-- EXERCISE DATA start --

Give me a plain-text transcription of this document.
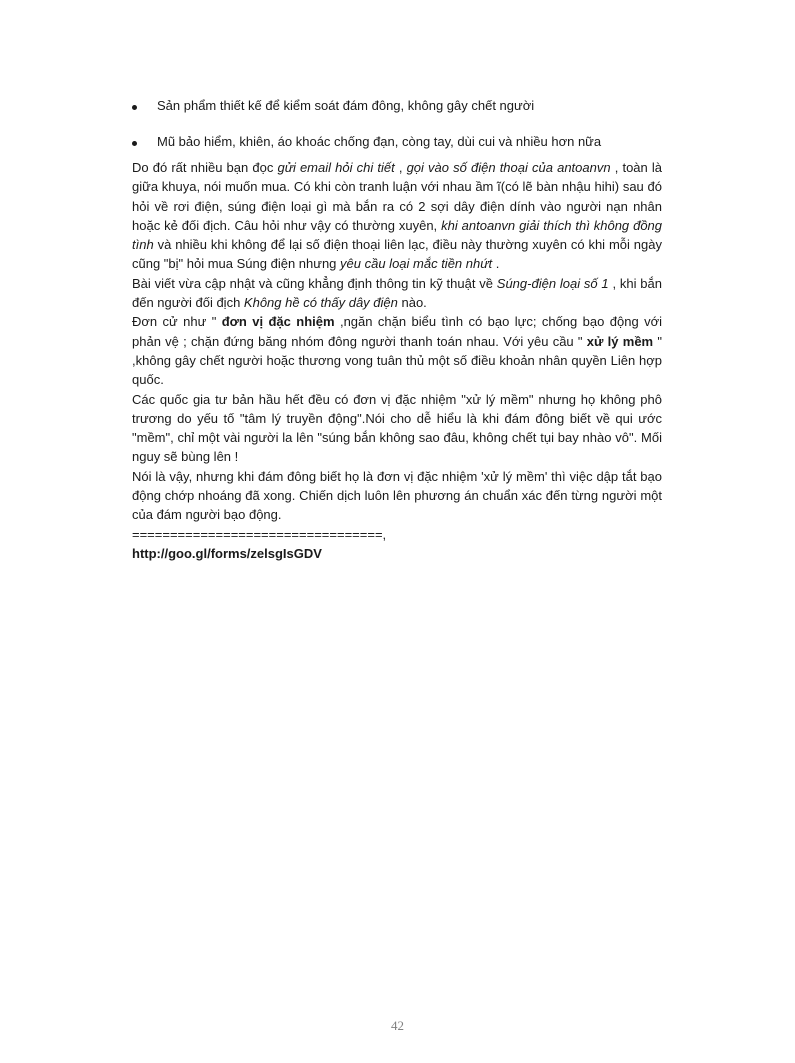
Sản phẩm thiết kế để kiểm soát đám đông, không gây chết người
Mũ bảo hiểm, khiên, áo khoác chống đạn, còng tay, dùi cui và nhiều hơn nữa

Do đó rất nhiều bạn đọc gửi email hỏi chi tiết , gọi vào số điện thoại của antoanvn , toàn là giữa khuya, nói muốn mua. Có khi còn tranh luận với nhau ầm ĩ(có lẽ bàn nhậu hihi) sau đó hỏi về rơi điện, súng điện loại gì mà bắn ra có 2 sợi dây điện dính vào người nạn nhân hoặc kẻ đối địch. Câu hỏi như vậy có thường xuyên, khi antoanvn giải thích thì không đồng tình và nhiều khi không để lại số điện thoại liên lạc, điều này thường xuyên có khi mỗi ngày cũng "bị" hỏi mua Súng điện nhưng yêu cầu loại mắc tiền nhứt .

Bài viết vừa cập nhật và cũng khẳng định thông tin kỹ thuật về Súng-điện loại số 1 , khi bắn đến người đối địch Không hề có thấy dây điện nào.

Đơn cử như " đơn vị đặc nhiệm ,ngăn chặn biểu tình có bạo lực; chống bạo động với phản vệ ; chặn đứng băng nhóm đông người thanh toán nhau. Với yêu cầu " xử lý mềm " ,không gây chết người hoặc thương vong tuân thủ một số điều khoản nhân quyền Liên hợp quốc.

Các quốc gia tư bản hầu hết đều có đơn vị đặc nhiệm "xử lý mềm" nhưng họ không phô trương do yếu tố "tâm lý truyền động".Nói cho dễ hiểu là khi đám đông biết về qui ước "mềm", chỉ một vài người la lên "súng bắn không sao đâu, không chết tụi bay nhào vô". Mối nguy sẽ bùng lên !

Nói là vậy, nhưng khi đám đông biết họ là đơn vị đặc nhiệm 'xử lý mềm' thì việc dập tắt bạo động chớp nhoáng đã xong. Chiến dịch luôn lên phương án chuẩn xác đến từng người một của đám người bạo động.

=================================,

http://goo.gl/forms/zelsgIsGDV

42
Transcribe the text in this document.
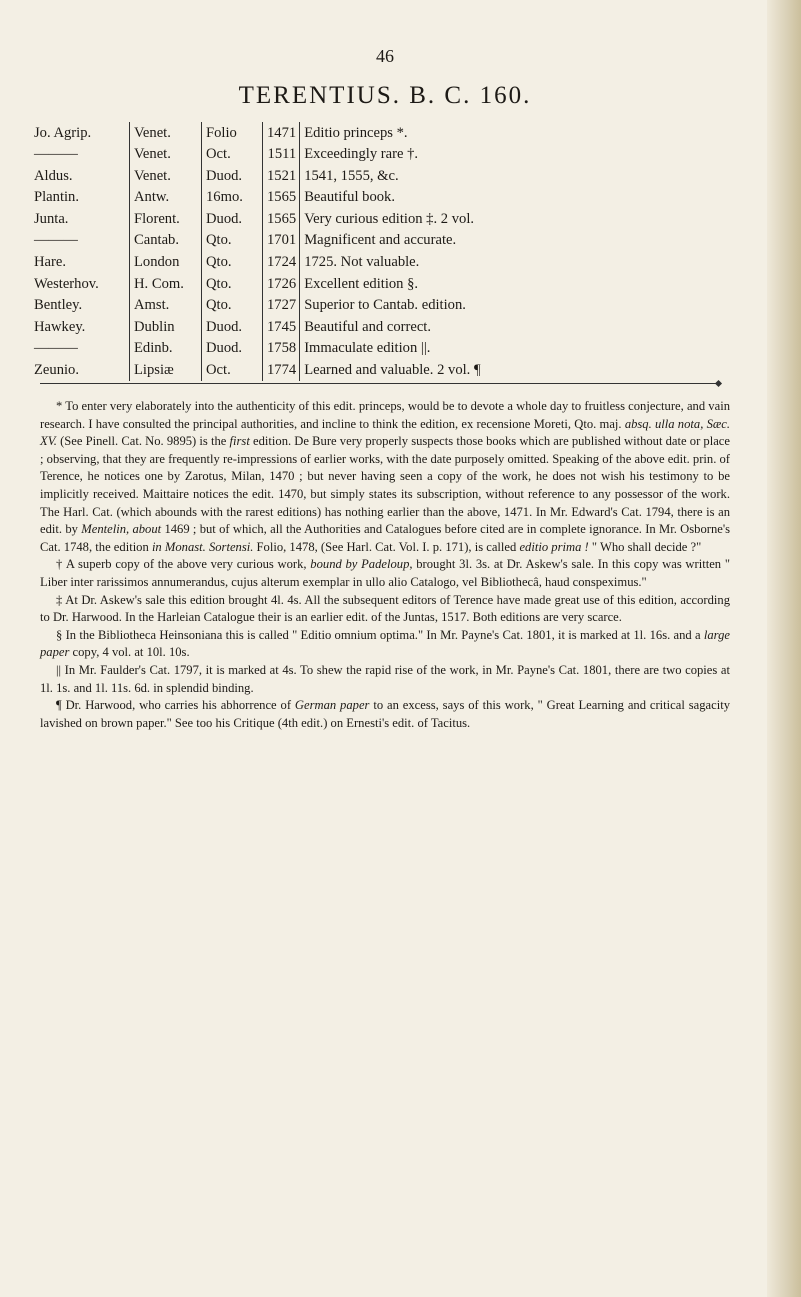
46
TERENTIUS. B. C. 160.
Jo. Agrip.	Venet.	Folio	1471	Editio princeps *.
———	Venet.	Oct.	1511	Exceedingly rare †.
Aldus.	Venet.	Duod.	1521	1541, 1555, &c.
Plantin.	Antw.	16mo.	1565	Beautiful book.
Junta.	Florent.	Duod.	1565	Very curious edition ‡. 2 vol.
———	Cantab.	Qto.	1701	Magnificent and accurate.
Hare.	London	Qto.	1724	1725. Not valuable.
Westerhov.	H. Com.	Qto.	1726	Excellent edition §.
Bentley.	Amst.	Qto.	1727	Superior to Cantab. edition.
Hawkey.	Dublin	Duod.	1745	Beautiful and correct.
———	Edinb.	Duod.	1758	Immaculate edition ||.
Zeunio.	Lipsiæ	Oct.	1774	Learned and valuable. 2 vol. ¶

* To enter very elaborately into the authenticity of this edit. princeps, would be to devote a whole day to fruitless conjecture, and vain research. I have consulted the principal authorities, and incline to think the edition, ex recensione Moreti, Qto. maj. absq. ulla nota, Sæc. XV. (See Pinell. Cat. No. 9895) is the first edition. De Bure very properly suspects those books which are published without date or place ; observing, that they are frequently re-impressions of earlier works, with the date purposely omitted. Speaking of the above edit. prin. of Terence, he notices one by Zarotus, Milan, 1470 ; but never having seen a copy of the work, he does not wish his testimony to be implicitly received. Maittaire notices the edit. 1470, but simply states its subscription, without reference to any possessor of the work. The Harl. Cat. (which abounds with the rarest editions) has nothing earlier than the above, 1471. In Mr. Edward's Cat. 1794, there is an edit. by Mentelin, about 1469 ; but of which, all the Authorities and Catalogues before cited are in complete ignorance. In Mr. Osborne's Cat. 1748, the edition in Monast. Sortensi. Folio, 1478, (See Harl. Cat. Vol. I. p. 171), is called editio prima ! " Who shall decide ?"

† A superb copy of the above very curious work, bound by Padeloup, brought 3l. 3s. at Dr. Askew's sale. In this copy was written " Liber inter rarissimos annumerandus, cujus alterum exemplar in ullo alio Catalogo, vel Bibliothecâ, haud conspeximus."

‡ At Dr. Askew's sale this edition brought 4l. 4s. All the subsequent editors of Terence have made great use of this edition, according to Dr. Harwood. In the Harleian Catalogue their is an earlier edit. of the Juntas, 1517. Both editions are very scarce.

§ In the Bibliotheca Heinsoniana this is called " Editio omnium optima." In Mr. Payne's Cat. 1801, it is marked at 1l. 16s. and a large paper copy, 4 vol. at 10l. 10s.

|| In Mr. Faulder's Cat. 1797, it is marked at 4s. To shew the rapid rise of the work, in Mr. Payne's Cat. 1801, there are two copies at 1l. 1s. and 1l. 11s. 6d. in splendid binding.

¶ Dr. Harwood, who carries his abhorrence of German paper to an excess, says of this work, " Great Learning and critical sagacity lavished on brown paper." See too his Critique (4th edit.) on Ernesti's edit. of Tacitus.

-- EXERCISE DATA end --

**REQUIREMENT:** Identify and copy the lines holding the word "Duod".

**TASK RESPONSE:**
Aldus.	Venet.	Duod.	1521	1541, 1555, &c.
Junta.	Florent.	Duod.	1565	Very curious edition ‡. 2 vol.
Hawkey.	Dublin	Duod.	1745	Beautiful and correct.
———	Edinb.	Duod.	1758	Immaculate edition ||.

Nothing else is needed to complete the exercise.